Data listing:
——————
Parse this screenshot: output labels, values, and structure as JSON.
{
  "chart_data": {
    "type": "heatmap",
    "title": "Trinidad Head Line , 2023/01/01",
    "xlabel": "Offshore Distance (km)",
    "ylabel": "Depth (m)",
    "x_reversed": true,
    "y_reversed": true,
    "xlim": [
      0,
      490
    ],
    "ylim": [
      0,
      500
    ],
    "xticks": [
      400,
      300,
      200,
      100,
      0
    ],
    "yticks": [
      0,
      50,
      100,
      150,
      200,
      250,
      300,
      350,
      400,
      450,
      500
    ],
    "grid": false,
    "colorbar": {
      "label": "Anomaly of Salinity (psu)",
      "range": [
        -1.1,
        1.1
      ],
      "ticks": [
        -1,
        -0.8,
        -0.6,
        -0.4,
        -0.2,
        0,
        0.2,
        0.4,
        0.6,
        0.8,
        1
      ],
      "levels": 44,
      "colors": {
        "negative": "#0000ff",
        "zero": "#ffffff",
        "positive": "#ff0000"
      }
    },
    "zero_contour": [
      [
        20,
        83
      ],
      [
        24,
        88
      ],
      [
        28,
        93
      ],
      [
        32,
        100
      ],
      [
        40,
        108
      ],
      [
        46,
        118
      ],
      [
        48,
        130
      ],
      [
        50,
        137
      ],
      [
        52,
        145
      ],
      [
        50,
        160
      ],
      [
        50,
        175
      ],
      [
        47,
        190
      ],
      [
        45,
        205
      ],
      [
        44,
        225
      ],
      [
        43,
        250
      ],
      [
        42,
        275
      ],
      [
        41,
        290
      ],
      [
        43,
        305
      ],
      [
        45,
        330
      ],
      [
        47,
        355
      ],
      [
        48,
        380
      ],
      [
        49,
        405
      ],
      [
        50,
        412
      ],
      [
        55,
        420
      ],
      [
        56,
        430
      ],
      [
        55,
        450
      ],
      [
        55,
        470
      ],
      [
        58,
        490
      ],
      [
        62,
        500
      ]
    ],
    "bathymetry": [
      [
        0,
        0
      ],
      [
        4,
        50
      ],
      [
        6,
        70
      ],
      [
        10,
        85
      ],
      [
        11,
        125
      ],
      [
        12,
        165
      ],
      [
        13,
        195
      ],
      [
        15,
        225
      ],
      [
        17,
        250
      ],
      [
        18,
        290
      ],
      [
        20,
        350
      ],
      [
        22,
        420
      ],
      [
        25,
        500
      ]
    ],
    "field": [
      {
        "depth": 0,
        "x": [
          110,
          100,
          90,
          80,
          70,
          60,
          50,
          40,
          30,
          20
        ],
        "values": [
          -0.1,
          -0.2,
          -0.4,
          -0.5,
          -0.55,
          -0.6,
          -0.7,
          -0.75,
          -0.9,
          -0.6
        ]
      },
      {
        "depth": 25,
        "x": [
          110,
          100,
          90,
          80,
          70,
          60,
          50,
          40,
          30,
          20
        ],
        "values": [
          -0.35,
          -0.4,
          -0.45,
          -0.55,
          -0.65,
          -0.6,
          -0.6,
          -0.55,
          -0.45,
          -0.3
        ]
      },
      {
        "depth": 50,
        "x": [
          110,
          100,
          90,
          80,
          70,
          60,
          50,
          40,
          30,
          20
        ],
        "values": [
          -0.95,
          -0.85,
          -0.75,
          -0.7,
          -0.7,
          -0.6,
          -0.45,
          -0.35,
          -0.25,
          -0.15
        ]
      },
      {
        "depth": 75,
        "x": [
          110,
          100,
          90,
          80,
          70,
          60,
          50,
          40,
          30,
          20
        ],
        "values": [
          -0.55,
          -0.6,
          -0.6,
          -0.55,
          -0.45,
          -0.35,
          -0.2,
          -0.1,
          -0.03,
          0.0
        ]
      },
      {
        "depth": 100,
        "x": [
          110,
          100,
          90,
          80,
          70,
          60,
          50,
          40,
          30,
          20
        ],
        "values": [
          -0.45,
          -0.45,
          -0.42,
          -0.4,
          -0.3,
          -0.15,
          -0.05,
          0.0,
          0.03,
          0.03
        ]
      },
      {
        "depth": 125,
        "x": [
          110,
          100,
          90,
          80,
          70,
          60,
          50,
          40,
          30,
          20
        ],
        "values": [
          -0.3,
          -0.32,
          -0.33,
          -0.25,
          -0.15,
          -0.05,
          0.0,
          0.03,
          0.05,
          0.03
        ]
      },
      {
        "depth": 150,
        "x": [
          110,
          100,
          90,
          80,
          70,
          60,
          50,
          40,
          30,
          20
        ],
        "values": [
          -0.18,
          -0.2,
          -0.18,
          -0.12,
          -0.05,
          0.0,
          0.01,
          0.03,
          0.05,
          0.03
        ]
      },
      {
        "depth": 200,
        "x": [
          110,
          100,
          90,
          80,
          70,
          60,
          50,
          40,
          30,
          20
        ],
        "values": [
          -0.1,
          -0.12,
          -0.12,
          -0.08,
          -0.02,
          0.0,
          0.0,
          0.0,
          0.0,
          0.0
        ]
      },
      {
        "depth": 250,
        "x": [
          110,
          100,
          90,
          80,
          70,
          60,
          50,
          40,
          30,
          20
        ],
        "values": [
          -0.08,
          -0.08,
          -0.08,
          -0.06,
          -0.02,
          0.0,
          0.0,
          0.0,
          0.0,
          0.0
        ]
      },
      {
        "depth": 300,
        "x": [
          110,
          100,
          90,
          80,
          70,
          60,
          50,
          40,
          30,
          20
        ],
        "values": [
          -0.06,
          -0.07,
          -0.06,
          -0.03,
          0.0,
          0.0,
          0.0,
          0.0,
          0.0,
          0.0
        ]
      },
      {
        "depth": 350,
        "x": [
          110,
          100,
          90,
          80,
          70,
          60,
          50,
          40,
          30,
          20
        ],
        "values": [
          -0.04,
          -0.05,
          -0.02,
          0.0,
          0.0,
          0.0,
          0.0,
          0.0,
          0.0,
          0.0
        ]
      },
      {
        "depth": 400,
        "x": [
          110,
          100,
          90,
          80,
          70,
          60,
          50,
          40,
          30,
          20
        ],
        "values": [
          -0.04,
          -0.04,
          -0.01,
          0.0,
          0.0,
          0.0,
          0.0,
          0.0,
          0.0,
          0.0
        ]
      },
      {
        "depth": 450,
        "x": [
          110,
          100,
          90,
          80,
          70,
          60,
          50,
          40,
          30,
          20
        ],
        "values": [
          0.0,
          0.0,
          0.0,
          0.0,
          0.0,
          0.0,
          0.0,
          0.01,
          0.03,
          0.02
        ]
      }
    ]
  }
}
——————
> [Exercise]:
Set down every record above exactly as given.

> [Solution for this problem]:
Parse this screenshot: output labels, values, and structure as JSON.
{
  "chart_data": {
    "type": "heatmap",
    "title": "Trinidad Head Line , 2023/01/01",
    "xlabel": "Offshore Distance (km)",
    "ylabel": "Depth (m)",
    "x_reversed": true,
    "y_reversed": true,
    "xlim": [
      0,
      490
    ],
    "ylim": [
      0,
      500
    ],
    "xticks": [
      400,
      300,
      200,
      100,
      0
    ],
    "yticks": [
      0,
      50,
      100,
      150,
      200,
      250,
      300,
      350,
      400,
      450,
      500
    ],
    "grid": false,
    "colorbar": {
      "label": "Anomaly of Salinity (psu)",
      "range": [
        -1.1,
        1.1
      ],
      "ticks": [
        -1,
        -0.8,
        -0.6,
        -0.4,
        -0.2,
        0,
        0.2,
        0.4,
        0.6,
        0.8,
        1
      ],
      "levels": 44,
      "colors": {
        "negative": "#0000ff",
        "zero": "#ffffff",
        "positive": "#ff0000"
      }
    },
    "zero_contour": [
      [
        20,
        83
      ],
      [
        24,
        88
      ],
      [
        28,
        93
      ],
      [
        32,
        100
      ],
      [
        40,
        108
      ],
      [
        46,
        118
      ],
      [
        48,
        130
      ],
      [
        50,
        137
      ],
      [
        52,
        145
      ],
      [
        50,
        160
      ],
      [
        50,
        175
      ],
      [
        47,
        190
      ],
      [
        45,
        205
      ],
      [
        44,
        225
      ],
      [
        43,
        250
      ],
      [
        42,
        275
      ],
      [
        41,
        290
      ],
      [
        43,
        305
      ],
      [
        45,
        330
      ],
      [
        47,
        355
      ],
      [
        48,
        380
      ],
      [
        49,
        405
      ],
      [
        50,
        412
      ],
      [
        55,
        420
      ],
      [
        56,
        430
      ],
      [
        55,
        450
      ],
      [
        55,
        470
      ],
      [
        58,
        490
      ],
      [
        62,
        500
      ]
    ],
    "bathymetry": [
      [
        0,
        0
      ],
      [
        4,
        50
      ],
      [
        6,
        70
      ],
      [
        10,
        85
      ],
      [
        11,
        125
      ],
      [
        12,
        165
      ],
      [
        13,
        195
      ],
      [
        15,
        225
      ],
      [
        17,
        250
      ],
      [
        18,
        290
      ],
      [
        20,
        350
      ],
      [
        22,
        420
      ],
      [
        25,
        500
      ]
    ],
    "field": [
      {
        "depth": 0,
        "x": [
          110,
          100,
          90,
          80,
          70,
          60,
          50,
          40,
          30,
          20
        ],
        "values": [
          -0.1,
          -0.2,
          -0.4,
          -0.5,
          -0.55,
          -0.6,
          -0.7,
          -0.75,
          -0.9,
          -0.6
        ]
      },
      {
        "depth": 25,
        "x": [
          110,
          100,
          90,
          80,
          70,
          60,
          50,
          40,
          30,
          20
        ],
        "values": [
          -0.35,
          -0.4,
          -0.45,
          -0.55,
          -0.65,
          -0.6,
          -0.6,
          -0.55,
          -0.45,
          -0.3
        ]
      },
      {
        "depth": 50,
        "x": [
          110,
          100,
          90,
          80,
          70,
          60,
          50,
          40,
          30,
          20
        ],
        "values": [
          -0.95,
          -0.85,
          -0.75,
          -0.7,
          -0.7,
          -0.6,
          -0.45,
          -0.35,
          -0.25,
          -0.15
        ]
      },
      {
        "depth": 75,
        "x": [
          110,
          100,
          90,
          80,
          70,
          60,
          50,
          40,
          30,
          20
        ],
        "values": [
          -0.55,
          -0.6,
          -0.6,
          -0.55,
          -0.45,
          -0.35,
          -0.2,
          -0.1,
          -0.03,
          0.0
        ]
      },
      {
        "depth": 100,
        "x": [
          110,
          100,
          90,
          80,
          70,
          60,
          50,
          40,
          30,
          20
        ],
        "values": [
          -0.45,
          -0.45,
          -0.42,
          -0.4,
          -0.3,
          -0.15,
          -0.05,
          0.0,
          0.03,
          0.03
        ]
      },
      {
        "depth": 125,
        "x": [
          110,
          100,
          90,
          80,
          70,
          60,
          50,
          40,
          30,
          20
        ],
        "values": [
          -0.3,
          -0.32,
          -0.33,
          -0.25,
          -0.15,
          -0.05,
          0.0,
          0.03,
          0.05,
          0.03
        ]
      },
      {
        "depth": 150,
        "x": [
          110,
          100,
          90,
          80,
          70,
          60,
          50,
          40,
          30,
          20
        ],
        "values": [
          -0.18,
          -0.2,
          -0.18,
          -0.12,
          -0.05,
          0.0,
          0.01,
          0.03,
          0.05,
          0.03
        ]
      },
      {
        "depth": 200,
        "x": [
          110,
          100,
          90,
          80,
          70,
          60,
          50,
          40,
          30,
          20
        ],
        "values": [
          -0.1,
          -0.12,
          -0.12,
          -0.08,
          -0.02,
          0.0,
          0.0,
          0.0,
          0.0,
          0.0
        ]
      },
      {
        "depth": 250,
        "x": [
          110,
          100,
          90,
          80,
          70,
          60,
          50,
          40,
          30,
          20
        ],
        "values": [
          -0.08,
          -0.08,
          -0.08,
          -0.06,
          -0.02,
          0.0,
          0.0,
          0.0,
          0.0,
          0.0
        ]
      },
      {
        "depth": 300,
        "x": [
          110,
          100,
          90,
          80,
          70,
          60,
          50,
          40,
          30,
          20
        ],
        "values": [
          -0.06,
          -0.07,
          -0.06,
          -0.03,
          0.0,
          0.0,
          0.0,
          0.0,
          0.0,
          0.0
        ]
      },
      {
        "depth": 350,
        "x": [
          110,
          100,
          90,
          80,
          70,
          60,
          50,
          40,
          30,
          20
        ],
        "values": [
          -0.04,
          -0.05,
          -0.02,
          0.0,
          0.0,
          0.0,
          0.0,
          0.0,
          0.0,
          0.0
        ]
      },
      {
        "depth": 400,
        "x": [
          110,
          100,
          90,
          80,
          70,
          60,
          50,
          40,
          30,
          20
        ],
        "values": [
          -0.04,
          -0.04,
          -0.01,
          0.0,
          0.0,
          0.0,
          0.0,
          0.0,
          0.0,
          0.0
        ]
      },
      {
        "depth": 450,
        "x": [
          110,
          100,
          90,
          80,
          70,
          60,
          50,
          40,
          30,
          20
        ],
        "values": [
          0.0,
          0.0,
          0.0,
          0.0,
          0.0,
          0.0,
          0.0,
          0.01,
          0.03,
          0.02
        ]
      }
    ]
  }
}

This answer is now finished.